> Information supplied:

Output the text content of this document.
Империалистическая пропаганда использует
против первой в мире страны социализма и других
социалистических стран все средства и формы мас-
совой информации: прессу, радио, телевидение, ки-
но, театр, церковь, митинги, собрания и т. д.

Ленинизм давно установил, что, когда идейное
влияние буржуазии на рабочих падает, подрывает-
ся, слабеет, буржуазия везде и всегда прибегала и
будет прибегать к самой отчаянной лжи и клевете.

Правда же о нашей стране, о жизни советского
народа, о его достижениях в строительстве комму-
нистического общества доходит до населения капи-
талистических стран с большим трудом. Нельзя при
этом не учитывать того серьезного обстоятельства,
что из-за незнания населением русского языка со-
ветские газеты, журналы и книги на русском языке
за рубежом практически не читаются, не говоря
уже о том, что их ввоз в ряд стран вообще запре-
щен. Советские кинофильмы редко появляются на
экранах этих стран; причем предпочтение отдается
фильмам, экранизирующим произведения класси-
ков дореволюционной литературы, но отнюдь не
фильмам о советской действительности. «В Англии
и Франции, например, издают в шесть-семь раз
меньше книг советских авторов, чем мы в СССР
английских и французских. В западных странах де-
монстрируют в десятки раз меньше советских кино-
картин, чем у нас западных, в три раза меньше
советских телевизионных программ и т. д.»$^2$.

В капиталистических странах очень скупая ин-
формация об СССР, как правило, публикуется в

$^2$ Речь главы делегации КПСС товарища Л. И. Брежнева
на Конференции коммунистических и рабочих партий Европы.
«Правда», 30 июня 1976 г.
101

> Exercise details:
Copy out the full material exactly as it appears.

> Reply:
Output the text content of this document.
Империалистическая пропаганда использует
против первой в мире страны социализма и других
социалистических стран все средства и формы мас-
совой информации: прессу, радио, телевидение, ки-
но, театр, церковь, митинги, собрания и т. д.

Ленинизм давно установил, что, когда идейное
влияние буржуазии на рабочих падает, подрывает-
ся, слабеет, буржуазия везде и всегда прибегала и
будет прибегать к самой отчаянной лжи и клевете.

Правда же о нашей стране, о жизни советского
народа, о его достижениях в строительстве комму-
нистического общества доходит до населения капи-
талистических стран с большим трудом. Нельзя при
этом не учитывать того серьезного обстоятельства,
что из-за незнания населением русского языка со-
ветские газеты, журналы и книги на русском языке
за рубежом практически не читаются, не говоря
уже о том, что их ввоз в ряд стран вообще запре-
щен. Советские кинофильмы редко появляются на
экранах этих стран; причем предпочтение отдается
фильмам, экранизирующим произведения класси-
ков дореволюционной литературы, но отнюдь не
фильмам о советской действительности. «В Англии
и Франции, например, издают в шесть-семь раз
меньше книг советских авторов, чем мы в СССР
английских и французских. В западных странах де-
монстрируют в десятки раз меньше советских кино-
картин, чем у нас западных, в три раза меньше
советских телевизионных программ и т. д.»$^2$.

В капиталистических странах очень скупая ин-
формация об СССР, как правило, публикуется в

$^2$ Речь главы делегации КПСС товарища Л. И. Брежнева
на Конференции коммунистических и рабочих партий Европы.
«Правда», 30 июня 1976 г.
101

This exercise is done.